CONSIGNES DE L'EXERCICE
**A)** Dans l'hommage à Roger GAGET, au sein de quel groupe s'engage-t-il dans la Résistance en 1943 ?
**B)** Poursuivez l'hommage à Roger GAGET à la suite de sa dernière phrase.

EXTRAIT DU TEXTE

Roger GAGET, président d’honneur de l’ANACR du Rhône et ancien résistant, nous a quittés.

Dans la nuit du 18 au 19 février 2017, nous avons perdu un homme de convictions, fidèle à ses idéaux.

Le 21 février 2017

Roger GAGET, président d’honneur de l’ANACR du Rhône, nous a quittés. Dans la nuit du 18 au 19 février 2017, nous avons perdu un homme de convictions, fidèle à ses idéaux.

En juin dernier, nous étions réunis autour de lui, à l’occasion d’une cérémonie où il recevait la médaille de la Légion d’honneur, ultime récompense pour son parcours exemplaire, son engagement sans faille pour la liberté, une vie entière consacrée aux valeurs de la République, au respect de l’être humain et de sa dignité.

Né en 1923, Roger GAGET avait vingt ans, lorsqu’en 1943, il déserte des chantiers de jeunesse pour s’engager dans la Résistance, au sein du « groupe Périclès », école de cadres des maquis du Haut-Jura.

A l’image de ces hommes et femmes qui se sont soulevés contre l’occupant, Roger GAGET a su dire Non, quand il est interdit de s’opposer, dire Non, quand c’est une question de vie ou de mort, dire Non, pour construire d’autres lendemains.

Lorsque que j’évoque son parcours pendant la seconde guerre mondiale, je pense à tous les récits que j’ai pu lire sur l’entrée en résistance, puis la vie en résistance, puis la vie après la résistance. Je pense à Edgar Morin, à Raymond Aubrac, et donc à Roger GAGET, avec ce point commun remarquable entre eux : faire de l’expérience vécue, bien que violente et traumatisante, une force de vie à transmettre aux jeunes générations.

ENSEMBLE DES LIGNES
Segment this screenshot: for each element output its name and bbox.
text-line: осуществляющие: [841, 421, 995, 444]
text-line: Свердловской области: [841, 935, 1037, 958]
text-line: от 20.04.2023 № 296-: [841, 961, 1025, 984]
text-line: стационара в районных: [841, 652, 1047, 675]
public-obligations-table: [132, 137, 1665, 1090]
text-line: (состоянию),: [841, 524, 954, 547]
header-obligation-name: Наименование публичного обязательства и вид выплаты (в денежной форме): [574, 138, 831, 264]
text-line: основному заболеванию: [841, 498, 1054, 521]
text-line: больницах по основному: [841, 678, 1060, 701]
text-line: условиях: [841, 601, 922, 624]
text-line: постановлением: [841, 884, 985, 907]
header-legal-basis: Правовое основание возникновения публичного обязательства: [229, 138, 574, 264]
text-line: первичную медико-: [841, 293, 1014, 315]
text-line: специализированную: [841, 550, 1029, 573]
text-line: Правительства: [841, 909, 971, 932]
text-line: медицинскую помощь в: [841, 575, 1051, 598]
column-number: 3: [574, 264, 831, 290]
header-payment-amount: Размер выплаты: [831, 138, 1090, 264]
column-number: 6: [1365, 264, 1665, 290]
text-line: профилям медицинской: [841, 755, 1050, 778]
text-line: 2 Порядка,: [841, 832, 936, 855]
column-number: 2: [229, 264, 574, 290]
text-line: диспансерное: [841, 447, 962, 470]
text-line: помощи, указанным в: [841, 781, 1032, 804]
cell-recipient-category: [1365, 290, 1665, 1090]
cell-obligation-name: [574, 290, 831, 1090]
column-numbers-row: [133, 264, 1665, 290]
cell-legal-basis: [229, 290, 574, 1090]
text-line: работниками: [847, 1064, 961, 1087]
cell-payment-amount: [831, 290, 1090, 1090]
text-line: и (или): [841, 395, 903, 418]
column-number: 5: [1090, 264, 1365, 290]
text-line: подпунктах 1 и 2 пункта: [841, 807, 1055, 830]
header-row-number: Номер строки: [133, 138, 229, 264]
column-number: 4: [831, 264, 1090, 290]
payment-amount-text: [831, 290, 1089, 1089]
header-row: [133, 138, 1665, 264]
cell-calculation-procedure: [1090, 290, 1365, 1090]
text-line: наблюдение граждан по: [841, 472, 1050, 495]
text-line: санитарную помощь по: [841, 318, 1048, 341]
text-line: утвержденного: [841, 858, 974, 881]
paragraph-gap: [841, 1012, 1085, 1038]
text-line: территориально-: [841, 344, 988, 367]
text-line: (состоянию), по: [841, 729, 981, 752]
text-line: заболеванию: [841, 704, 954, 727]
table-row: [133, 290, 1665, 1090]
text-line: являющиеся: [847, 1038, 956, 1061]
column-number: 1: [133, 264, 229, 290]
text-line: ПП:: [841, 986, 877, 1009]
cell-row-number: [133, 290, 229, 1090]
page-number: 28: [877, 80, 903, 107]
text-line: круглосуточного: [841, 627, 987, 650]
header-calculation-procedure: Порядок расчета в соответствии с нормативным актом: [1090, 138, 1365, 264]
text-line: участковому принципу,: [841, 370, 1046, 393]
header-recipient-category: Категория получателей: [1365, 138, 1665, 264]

RÉPONSES PAR POINT
**A)** Au sein du « groupe Périclès », école de cadres des maquis du Haut-Jura.

**B)**
Depuis 1948, Roger GAGET militait dans les associations d’anciens résistants des maquis du Haut-Jura, et de l’ANACR, organisation nationale, dont il a été le co-président pour le département du Rhône, puis président d’honneur. La guerre ne s’est pas arrêtée à l’armistice, elle s’est poursuivie au travers d’autres combats et d’autres chemins, l’éducation, la pédagogie, la reconnaissance nationale que méritent les anciens combattants.

Il était un de ceux qui nous ont appelés à rester vigilants, qui nous ont transmis le flambeau de la mémoire, de la résilience, et de la démocratie. Face au populisme, à la montée effarante du Front National en France, et de l’extrême droite en Europe, nous devons, aujourd’hui plus que jamais, faire vivre ce message au présent.

Je partage la préoccupation de Roger GAGET : transmettre pour protéger les autres d’un enfer que l’on a soi-même connu. A nous maintenant de porter cet espoir, et de transmettre les combats vécus, les tragédies endurées et, au final, la volonté de vivre libre et de vivre en paix.